START Source records
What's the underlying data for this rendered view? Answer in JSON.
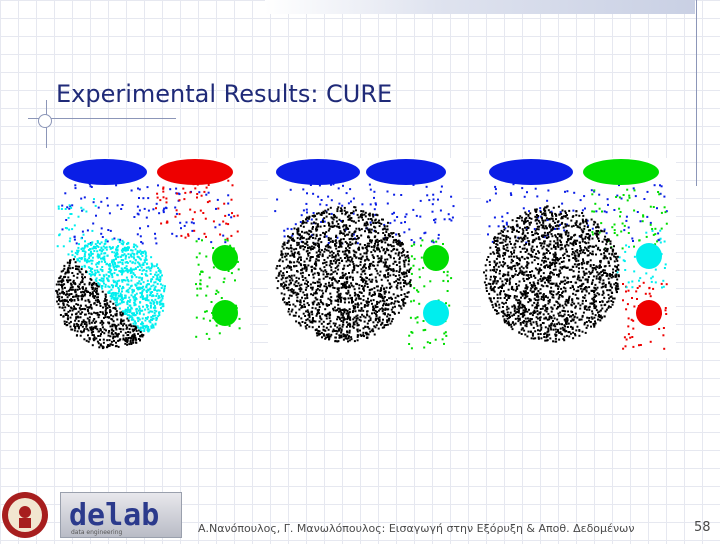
{
  "slide": {
    "title": "Experimental Results: CURE",
    "footer": "Α.Νανόπουλος, Γ. Μανωλόπουλος: Εισαγωγή στην Εξόρυξη & Αποθ. Δεδομένων",
    "page_number": "58"
  },
  "logos": {
    "seal_text": "",
    "lab_text": "delab",
    "lab_subtext": "data engineering"
  },
  "colors": {
    "title": "#1f2a78",
    "blue": "#0a1ee6",
    "red": "#ee0000",
    "green": "#00dd00",
    "cyan": "#00eeee",
    "black": "#000000"
  },
  "panels": [
    {
      "id": "panel-1",
      "ellipses": [
        "blue",
        "red"
      ],
      "circles": [
        "green",
        "green"
      ],
      "big_cluster": "black+cyan"
    },
    {
      "id": "panel-2",
      "ellipses": [
        "blue",
        "blue"
      ],
      "circles": [
        "green",
        "cyan"
      ],
      "big_cluster": "black"
    },
    {
      "id": "panel-3",
      "ellipses": [
        "blue",
        "green"
      ],
      "circles": [
        "cyan",
        "red"
      ],
      "big_cluster": "black"
    }
  ]
}
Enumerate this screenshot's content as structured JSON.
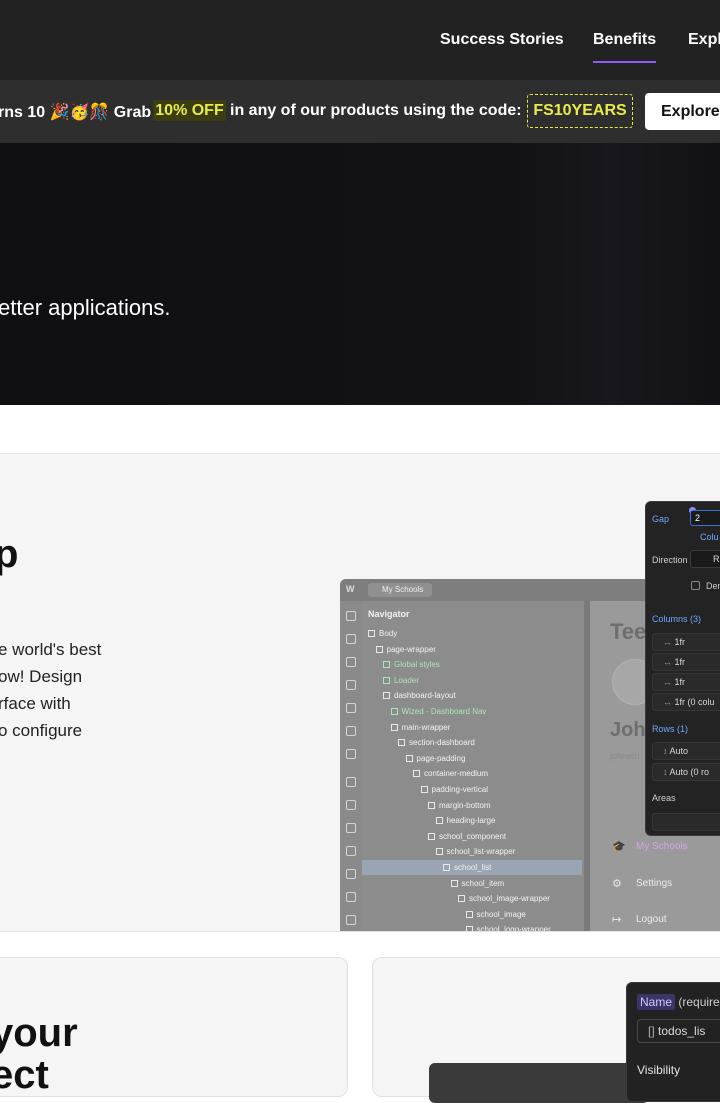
{
  "nav": {
    "links": [
      "Success Stories",
      "Benefits",
      "Expl"
    ],
    "active": "Benefits"
  },
  "promo": {
    "text_before": "rns 10 🎉🥳🎊 Grab",
    "highlight": "10% OFF",
    "text_after": "in any of our products using the code:",
    "code": "FS10YEARS",
    "button": "Explore"
  },
  "hero": {
    "subtitle": "etter applications."
  },
  "feature": {
    "heading": "p",
    "paragraph_lines": [
      "e world's best",
      "ow! Design",
      "rface with",
      "o configure"
    ]
  },
  "app_shot": {
    "tab_label": "My Schools",
    "logo": "W",
    "navigator_title": "Navigator",
    "tree": [
      {
        "label": "Body",
        "indent": 0,
        "green": false
      },
      {
        "label": "page-wrapper",
        "indent": 1,
        "green": false
      },
      {
        "label": "Global styles",
        "indent": 2,
        "green": true
      },
      {
        "label": "Loader",
        "indent": 2,
        "green": true
      },
      {
        "label": "dashboard-layout",
        "indent": 2,
        "green": false
      },
      {
        "label": "Wized - Dashboard Nav",
        "indent": 3,
        "green": true
      },
      {
        "label": "main-wrapper",
        "indent": 3,
        "green": false
      },
      {
        "label": "section-dashboard",
        "indent": 4,
        "green": false
      },
      {
        "label": "page-padding",
        "indent": 5,
        "green": false
      },
      {
        "label": "container-medium",
        "indent": 6,
        "green": false
      },
      {
        "label": "padding-vertical",
        "indent": 7,
        "green": false
      },
      {
        "label": "margin-bottom",
        "indent": 8,
        "green": false
      },
      {
        "label": "heading-large",
        "indent": 9,
        "green": false
      },
      {
        "label": "school_component",
        "indent": 8,
        "green": false
      },
      {
        "label": "school_list-wrapper",
        "indent": 9,
        "green": false
      },
      {
        "label": "school_list",
        "indent": 10,
        "green": false
      },
      {
        "label": "school_item",
        "indent": 11,
        "green": false
      },
      {
        "label": "school_image-wrapper",
        "indent": 12,
        "green": false
      },
      {
        "label": "school_image",
        "indent": 13,
        "green": false
      },
      {
        "label": "school_logo-wrapper",
        "indent": 13,
        "green": false
      }
    ],
    "canvas": {
      "heading": "Tee",
      "name": "Joh",
      "email": "johnem",
      "items": [
        "My Schools",
        "Settings",
        "Logout"
      ]
    }
  },
  "grid_panel": {
    "gap_label": "Gap",
    "gap_value": "2",
    "columns_link": "Colu",
    "direction_label": "Direction",
    "direction_value": "R",
    "dense_label": "Den",
    "columns_title": "Columns (3)",
    "columns": [
      "1fr",
      "1fr",
      "1fr",
      "1fr (0 colu"
    ],
    "rows_title": "Rows (1)",
    "rows": [
      "Auto",
      "Auto (0 ro"
    ],
    "areas_label": "Areas"
  },
  "cards": {
    "heading": "your\nect",
    "panel_name_tag": "Name",
    "panel_name_rest": "(require",
    "panel_input": "todos_lis",
    "panel_visibility": "Visibility"
  }
}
END Source records
Set task: Select all lines in the listing above where the word "heading" appears, and show them.

Correct answer:
    "heading": "p",
        "label": "heading-large",
      "heading": "Tee",
    "heading": "your\nect",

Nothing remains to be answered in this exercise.